● **Tasks to perform**
(1) In the pve-zsync thread, what does the reply say about whether zsync backups are incremental?
(2) Go on with the pve-zsync thread from the point where it stops.

-- Start Text --

Questions about pve-zsync

Alessandro 123

Well-Known Member
May 22, 2016
653
24
58
40
I was reading docs about pve-sync
Currently 4 things are not clear to me:

1. Can i schedule a single cronjob to sync all vm on the server automatically?

2. https://pve.proxmox.com/wiki/PVE-zsync#Recovering_an_VM is wrote that restoring a VM means to use zfs send/receive. But what if the source node is totally unavailable? How can i start the backupped vm from the backup host?

3. Are zsync backups incremental or everything is sent every time?

4. Can i use a PVE installation as backup host? If yes, the PVE GUI located on backup host, would be able to see and manage backupped VM coming from zsync? In other words, can i start a backupped vm from the GUI?
 
Hi,
1) Don't know
2) If it was synced once you can start the VM on the other host (with the state of the last sync)
3) ZSync is incremental
4) Good question - don't know.

Regards, Jonas
 
1. No, for every VM 1 pve-zsync job (VMs are ZFS Datasets)

-- End Text --
-- Start Extracted information --

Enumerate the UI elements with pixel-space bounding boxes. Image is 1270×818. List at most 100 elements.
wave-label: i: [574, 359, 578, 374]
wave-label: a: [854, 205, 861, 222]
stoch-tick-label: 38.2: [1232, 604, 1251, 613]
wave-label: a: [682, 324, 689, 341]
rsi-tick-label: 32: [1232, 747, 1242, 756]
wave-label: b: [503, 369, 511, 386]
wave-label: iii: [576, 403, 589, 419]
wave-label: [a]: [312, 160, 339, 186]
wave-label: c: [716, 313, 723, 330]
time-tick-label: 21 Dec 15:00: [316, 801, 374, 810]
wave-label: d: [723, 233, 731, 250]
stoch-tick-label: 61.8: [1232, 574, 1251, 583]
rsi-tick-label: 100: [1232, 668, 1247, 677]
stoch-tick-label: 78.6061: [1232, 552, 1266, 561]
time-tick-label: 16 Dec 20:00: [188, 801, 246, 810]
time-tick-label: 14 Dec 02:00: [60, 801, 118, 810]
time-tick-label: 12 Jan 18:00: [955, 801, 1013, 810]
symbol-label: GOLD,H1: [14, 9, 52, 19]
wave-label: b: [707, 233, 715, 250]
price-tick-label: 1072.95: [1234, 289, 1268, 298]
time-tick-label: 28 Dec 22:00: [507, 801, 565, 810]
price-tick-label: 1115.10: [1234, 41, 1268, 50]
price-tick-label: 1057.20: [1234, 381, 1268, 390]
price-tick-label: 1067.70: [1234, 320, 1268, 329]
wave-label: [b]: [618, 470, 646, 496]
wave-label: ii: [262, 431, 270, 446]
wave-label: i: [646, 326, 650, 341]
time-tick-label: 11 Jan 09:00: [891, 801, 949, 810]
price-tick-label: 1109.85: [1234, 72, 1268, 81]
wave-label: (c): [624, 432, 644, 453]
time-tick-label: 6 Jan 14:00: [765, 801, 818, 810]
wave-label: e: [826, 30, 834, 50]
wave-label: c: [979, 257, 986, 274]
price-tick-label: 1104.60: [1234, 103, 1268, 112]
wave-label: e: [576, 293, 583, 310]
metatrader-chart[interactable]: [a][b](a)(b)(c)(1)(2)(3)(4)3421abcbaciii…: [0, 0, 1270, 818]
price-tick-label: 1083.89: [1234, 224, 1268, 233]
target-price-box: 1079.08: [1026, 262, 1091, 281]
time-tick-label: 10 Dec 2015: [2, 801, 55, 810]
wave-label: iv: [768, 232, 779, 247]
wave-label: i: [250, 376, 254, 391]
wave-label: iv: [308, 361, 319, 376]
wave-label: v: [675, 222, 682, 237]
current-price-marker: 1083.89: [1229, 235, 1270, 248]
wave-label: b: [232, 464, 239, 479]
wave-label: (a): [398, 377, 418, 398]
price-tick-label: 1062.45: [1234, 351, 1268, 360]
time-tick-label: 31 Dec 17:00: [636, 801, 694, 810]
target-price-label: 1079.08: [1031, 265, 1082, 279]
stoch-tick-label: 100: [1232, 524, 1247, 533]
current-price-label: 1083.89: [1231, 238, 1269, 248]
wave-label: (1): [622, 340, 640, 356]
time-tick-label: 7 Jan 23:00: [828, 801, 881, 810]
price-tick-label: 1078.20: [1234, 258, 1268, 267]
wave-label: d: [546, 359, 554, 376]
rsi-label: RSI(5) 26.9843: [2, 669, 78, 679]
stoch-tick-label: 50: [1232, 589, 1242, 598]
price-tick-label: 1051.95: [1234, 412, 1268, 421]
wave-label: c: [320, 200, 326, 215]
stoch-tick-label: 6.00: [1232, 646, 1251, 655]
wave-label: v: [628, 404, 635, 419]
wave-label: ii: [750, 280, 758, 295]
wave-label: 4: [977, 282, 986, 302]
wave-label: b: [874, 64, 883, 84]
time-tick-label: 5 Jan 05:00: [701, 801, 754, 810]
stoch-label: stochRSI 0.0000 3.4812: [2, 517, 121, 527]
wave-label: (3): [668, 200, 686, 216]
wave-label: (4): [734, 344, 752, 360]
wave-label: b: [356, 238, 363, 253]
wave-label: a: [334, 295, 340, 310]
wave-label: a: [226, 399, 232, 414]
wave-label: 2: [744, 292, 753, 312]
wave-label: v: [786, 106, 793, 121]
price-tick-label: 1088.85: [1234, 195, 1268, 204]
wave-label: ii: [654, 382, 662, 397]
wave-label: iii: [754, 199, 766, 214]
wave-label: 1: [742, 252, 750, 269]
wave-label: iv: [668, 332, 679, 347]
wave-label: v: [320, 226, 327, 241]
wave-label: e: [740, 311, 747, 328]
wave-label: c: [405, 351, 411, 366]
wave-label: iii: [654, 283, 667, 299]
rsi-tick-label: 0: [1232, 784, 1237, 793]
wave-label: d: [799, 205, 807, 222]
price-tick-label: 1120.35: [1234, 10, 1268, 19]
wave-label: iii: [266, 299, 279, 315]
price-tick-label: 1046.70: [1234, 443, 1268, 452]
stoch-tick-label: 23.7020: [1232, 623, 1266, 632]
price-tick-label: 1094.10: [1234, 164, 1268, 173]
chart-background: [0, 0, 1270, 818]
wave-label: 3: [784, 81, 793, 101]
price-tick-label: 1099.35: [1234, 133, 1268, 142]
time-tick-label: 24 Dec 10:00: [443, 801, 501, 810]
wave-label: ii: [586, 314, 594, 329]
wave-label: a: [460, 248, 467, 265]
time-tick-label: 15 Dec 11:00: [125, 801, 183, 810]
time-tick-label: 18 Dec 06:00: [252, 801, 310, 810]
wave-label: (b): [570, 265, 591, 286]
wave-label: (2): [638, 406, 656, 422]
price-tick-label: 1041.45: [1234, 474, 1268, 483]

-- End Extracted information --

● **Task answers**
(1) The reply says that ZSync is incremental.

(2)
2. you can also use pve-zsync du restore, but after you must delete all snapshots, but this should not be the problem. When you restore, the whole backupline with snapshots are gone away They do not fit together anymore. And yes you start the VM on the backuphost without any problems. Copy the vmconfig from the pve-zsync directory to the pve direcotry. If the backup storage is not exactly the same (for example: rpool/data), you have to adjust the config for virtual harddrivers.

4. See point two.
 
How can i choose from which snapshot restore the vm in case of multiple snapshots for each vm?

Additionally, any suggested way to backup all VMs or should i create a wrapper script that looks for all VM id and run zsync for each of them ?
 
Hi,

zfs snapshots a read only so you can use send/receive like this

zfs send rpool/backup/vm-100-disk-1@<snapshot> | ssh root@192.168.15.1 zfs receive vm/vm-200-disk-1

All sync jobs will add to the cron.d and there you can handel the backups.
create a job and see /etc/cron.d./pve-zsync
 
I don't want to send snapshot through net. What I'm asking for is how to restore an existing snapshot from the backup PVE node.

In example, we have 2 PVE nodes: node1 and backupNode.

node1 sends snapshots to backupNode, through pve-zsync, on hourly basis.
node1 crash and is unusable. on backupNode, how can I start VM100 from the latest received snapshot or from 4 snapshots ago ?
 
The same way without ssh

full copy

zfs send rpool/backup/vm-100-disk-1@<snapshot> | zfs receive rpool/vm/vm-200-disk-1

or

linked clone

zfs clone rpool/backup/vm-100-disk-1@<snapshot> rpool/vm/vm-200-disk-1

or create a storage with the same name zfs called on node1 and copy the config
 
So, if I want to start up the VM with latest snapshot, this is already possible without zfs send/receive.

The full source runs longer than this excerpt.